DIRECTIONS
Transcribe the records below line by line, exactly as they read.

RECORD SET
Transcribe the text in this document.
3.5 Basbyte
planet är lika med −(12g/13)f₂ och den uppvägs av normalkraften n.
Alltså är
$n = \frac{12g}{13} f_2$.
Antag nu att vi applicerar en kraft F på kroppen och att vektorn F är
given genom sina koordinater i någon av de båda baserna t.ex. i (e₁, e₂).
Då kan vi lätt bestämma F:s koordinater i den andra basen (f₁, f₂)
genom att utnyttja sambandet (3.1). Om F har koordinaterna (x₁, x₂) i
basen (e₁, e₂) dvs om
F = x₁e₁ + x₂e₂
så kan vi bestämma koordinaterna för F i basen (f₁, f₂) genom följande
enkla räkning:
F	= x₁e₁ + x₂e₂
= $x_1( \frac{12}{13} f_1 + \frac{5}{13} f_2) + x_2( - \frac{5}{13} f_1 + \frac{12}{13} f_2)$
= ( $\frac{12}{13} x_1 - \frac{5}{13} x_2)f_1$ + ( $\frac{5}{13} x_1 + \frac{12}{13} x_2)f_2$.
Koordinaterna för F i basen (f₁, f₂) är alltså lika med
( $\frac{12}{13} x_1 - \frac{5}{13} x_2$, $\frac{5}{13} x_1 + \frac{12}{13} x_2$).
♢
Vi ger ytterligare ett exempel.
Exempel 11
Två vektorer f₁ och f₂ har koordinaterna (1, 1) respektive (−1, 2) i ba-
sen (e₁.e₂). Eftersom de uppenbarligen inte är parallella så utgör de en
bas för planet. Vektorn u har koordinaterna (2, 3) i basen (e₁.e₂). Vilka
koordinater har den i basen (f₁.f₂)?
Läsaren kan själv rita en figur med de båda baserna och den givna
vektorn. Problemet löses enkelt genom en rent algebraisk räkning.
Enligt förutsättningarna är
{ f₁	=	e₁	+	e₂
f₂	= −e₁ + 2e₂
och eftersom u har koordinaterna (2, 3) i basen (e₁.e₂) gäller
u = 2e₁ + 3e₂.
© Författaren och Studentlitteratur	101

SOLUTION
Transcribe the text in this document.
3.5 Basbyte
planet är lika med −(12g/13)f₂ och den uppvägs av normalkraften n.
Alltså är
$n = \frac{12g}{13} f_2$.
Antag nu att vi applicerar en kraft F på kroppen och att vektorn F är
given genom sina koordinater i någon av de båda baserna t.ex. i (e₁, e₂).
Då kan vi lätt bestämma F:s koordinater i den andra basen (f₁, f₂)
genom att utnyttja sambandet (3.1). Om F har koordinaterna (x₁, x₂) i
basen (e₁, e₂) dvs om
F = x₁e₁ + x₂e₂
så kan vi bestämma koordinaterna för F i basen (f₁, f₂) genom följande
enkla räkning:
F	= x₁e₁ + x₂e₂
= $x_1( \frac{12}{13} f_1 + \frac{5}{13} f_2) + x_2( - \frac{5}{13} f_1 + \frac{12}{13} f_2)$
= ( $\frac{12}{13} x_1 - \frac{5}{13} x_2)f_1$ + ( $\frac{5}{13} x_1 + \frac{12}{13} x_2)f_2$.
Koordinaterna för F i basen (f₁, f₂) är alltså lika med
( $\frac{12}{13} x_1 - \frac{5}{13} x_2$, $\frac{5}{13} x_1 + \frac{12}{13} x_2$).
♢
Vi ger ytterligare ett exempel.
Exempel 11
Två vektorer f₁ och f₂ har koordinaterna (1, 1) respektive (−1, 2) i ba-
sen (e₁.e₂). Eftersom de uppenbarligen inte är parallella så utgör de en
bas för planet. Vektorn u har koordinaterna (2, 3) i basen (e₁.e₂). Vilka
koordinater har den i basen (f₁.f₂)?
Läsaren kan själv rita en figur med de båda baserna och den givna
vektorn. Problemet löses enkelt genom en rent algebraisk räkning.
Enligt förutsättningarna är
{ f₁	=	e₁	+	e₂
f₂	= −e₁ + 2e₂
och eftersom u har koordinaterna (2, 3) i basen (e₁.e₂) gäller
u = 2e₁ + 3e₂.
© Författaren och Studentlitteratur	101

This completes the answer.